Problem
Select all lines in the records that include "statement".

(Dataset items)
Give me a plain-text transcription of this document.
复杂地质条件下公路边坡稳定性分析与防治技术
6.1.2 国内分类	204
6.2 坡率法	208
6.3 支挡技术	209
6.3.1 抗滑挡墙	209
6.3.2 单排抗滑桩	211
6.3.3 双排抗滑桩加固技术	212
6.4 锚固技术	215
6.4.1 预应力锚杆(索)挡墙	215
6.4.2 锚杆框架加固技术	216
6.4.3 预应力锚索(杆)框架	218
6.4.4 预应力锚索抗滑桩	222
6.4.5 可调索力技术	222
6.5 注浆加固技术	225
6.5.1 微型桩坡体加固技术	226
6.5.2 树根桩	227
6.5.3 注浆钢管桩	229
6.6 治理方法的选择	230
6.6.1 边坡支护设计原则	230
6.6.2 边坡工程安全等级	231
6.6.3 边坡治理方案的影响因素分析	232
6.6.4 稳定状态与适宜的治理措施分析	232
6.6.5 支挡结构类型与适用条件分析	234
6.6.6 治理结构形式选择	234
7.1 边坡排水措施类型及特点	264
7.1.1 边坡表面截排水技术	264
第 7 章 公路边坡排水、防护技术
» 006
--
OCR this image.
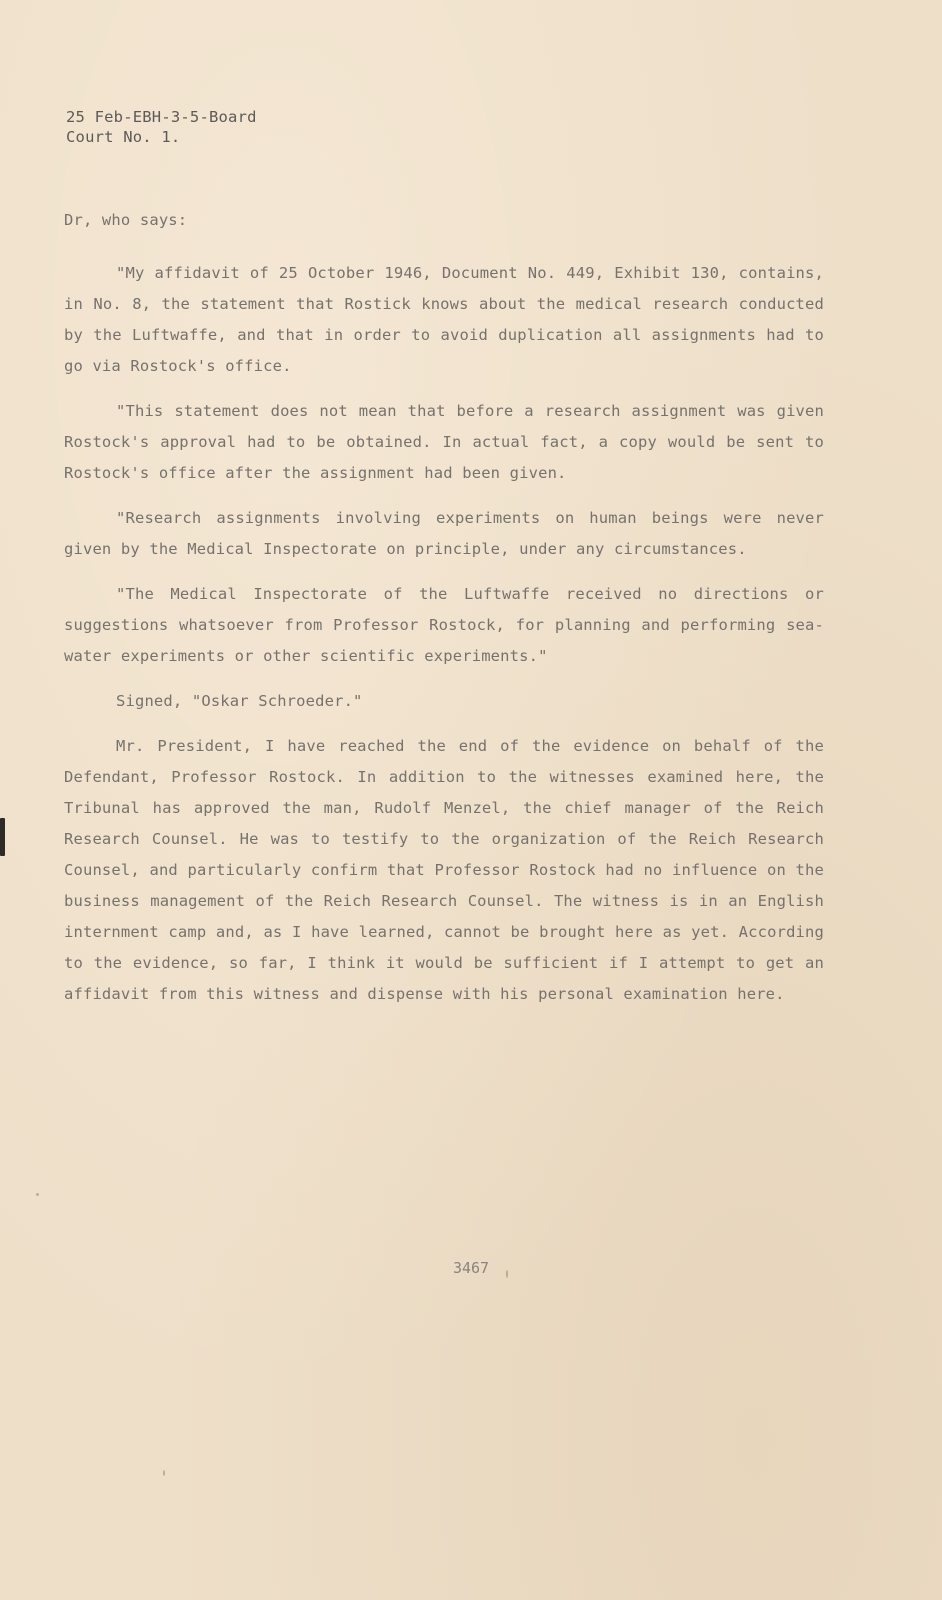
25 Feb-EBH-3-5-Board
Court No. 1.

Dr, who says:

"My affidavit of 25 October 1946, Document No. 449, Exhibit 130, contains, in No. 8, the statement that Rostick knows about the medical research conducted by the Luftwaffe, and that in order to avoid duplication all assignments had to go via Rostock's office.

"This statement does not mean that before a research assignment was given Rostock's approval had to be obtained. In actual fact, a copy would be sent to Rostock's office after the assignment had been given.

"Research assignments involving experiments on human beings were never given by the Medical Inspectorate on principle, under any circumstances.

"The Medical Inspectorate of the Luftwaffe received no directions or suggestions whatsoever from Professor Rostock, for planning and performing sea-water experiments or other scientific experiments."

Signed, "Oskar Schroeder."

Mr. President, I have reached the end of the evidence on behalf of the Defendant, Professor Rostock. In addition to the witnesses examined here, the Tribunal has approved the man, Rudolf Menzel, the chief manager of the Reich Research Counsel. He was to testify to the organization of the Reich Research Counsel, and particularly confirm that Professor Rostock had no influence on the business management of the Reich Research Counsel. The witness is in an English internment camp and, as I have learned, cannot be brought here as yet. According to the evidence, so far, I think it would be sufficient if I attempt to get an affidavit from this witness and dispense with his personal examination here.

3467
--
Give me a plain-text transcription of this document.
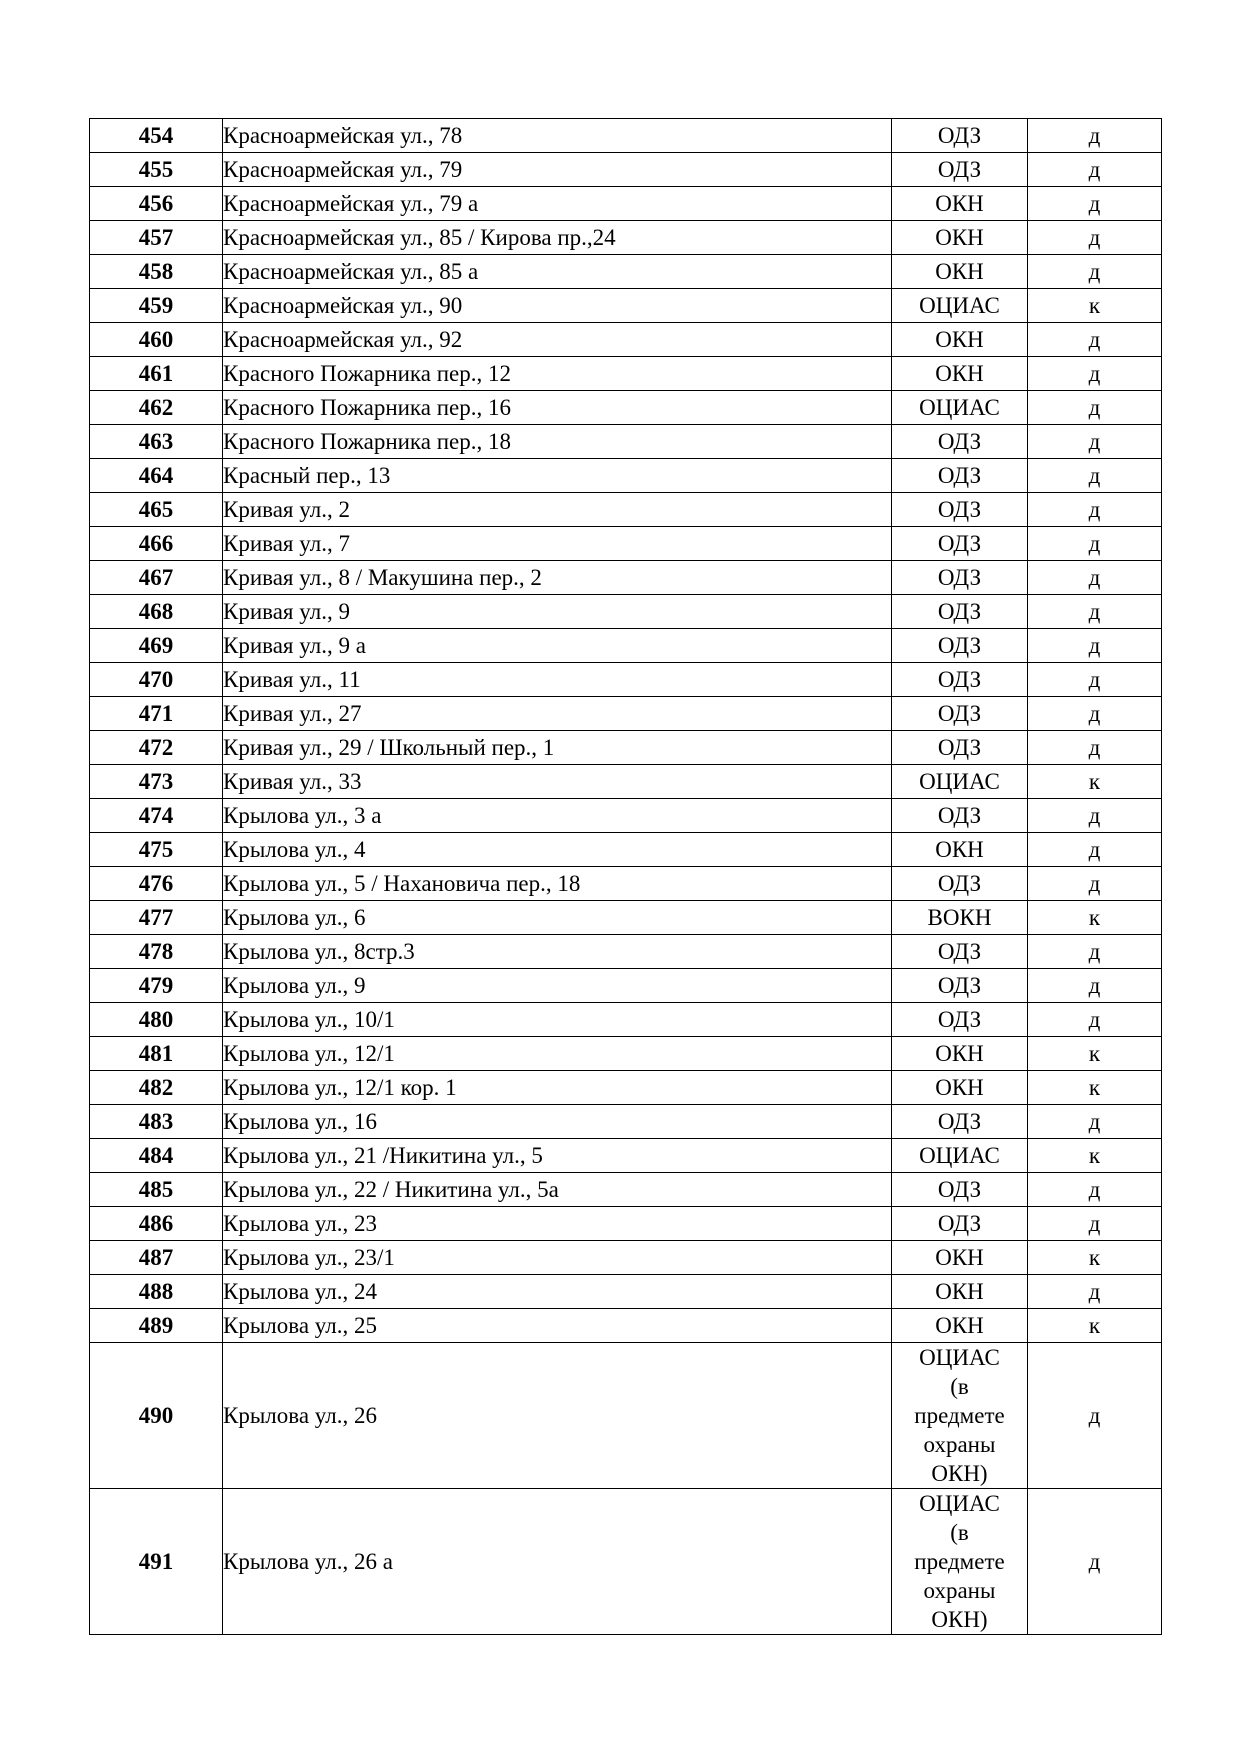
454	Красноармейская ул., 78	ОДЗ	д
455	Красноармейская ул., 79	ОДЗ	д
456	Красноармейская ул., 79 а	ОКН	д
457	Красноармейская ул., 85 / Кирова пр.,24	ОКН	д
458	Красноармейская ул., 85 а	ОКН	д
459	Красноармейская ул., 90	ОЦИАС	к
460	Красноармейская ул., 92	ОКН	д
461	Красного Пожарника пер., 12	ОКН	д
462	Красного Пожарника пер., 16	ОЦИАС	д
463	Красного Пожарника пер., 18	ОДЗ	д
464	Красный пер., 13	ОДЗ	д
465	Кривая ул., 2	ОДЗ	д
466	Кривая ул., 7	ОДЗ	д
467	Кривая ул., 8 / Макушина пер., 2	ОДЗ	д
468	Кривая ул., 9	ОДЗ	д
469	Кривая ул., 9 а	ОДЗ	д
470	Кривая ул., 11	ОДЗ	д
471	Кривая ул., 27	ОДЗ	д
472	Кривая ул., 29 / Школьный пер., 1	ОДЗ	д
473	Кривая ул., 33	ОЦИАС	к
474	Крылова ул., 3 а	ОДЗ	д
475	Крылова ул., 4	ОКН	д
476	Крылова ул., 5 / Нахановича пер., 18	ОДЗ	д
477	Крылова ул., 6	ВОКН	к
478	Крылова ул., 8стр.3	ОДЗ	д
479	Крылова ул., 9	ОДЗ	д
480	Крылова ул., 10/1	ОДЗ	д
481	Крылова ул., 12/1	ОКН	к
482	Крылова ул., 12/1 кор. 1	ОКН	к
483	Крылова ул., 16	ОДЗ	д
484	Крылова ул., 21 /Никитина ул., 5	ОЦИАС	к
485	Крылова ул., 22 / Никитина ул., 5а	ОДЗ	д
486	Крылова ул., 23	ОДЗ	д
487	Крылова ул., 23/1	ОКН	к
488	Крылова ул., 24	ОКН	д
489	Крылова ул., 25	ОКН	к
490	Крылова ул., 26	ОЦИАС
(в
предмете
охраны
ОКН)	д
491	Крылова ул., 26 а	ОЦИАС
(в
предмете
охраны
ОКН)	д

Result for this exercise
"My affidavit of 25 October 1946, Document No. 449, Exhibit 130, contains, in No. 8, the statement that Rostick knows about the medical research conducted by the Luftwaffe, and that in order to avoid duplication all assignments had to go via Rostock's office.
"This statement does not mean that before a research assignment was given Rostock's approval had to be obtained. In actual fact, a copy would be sent to Rostock's office after the assignment had been given.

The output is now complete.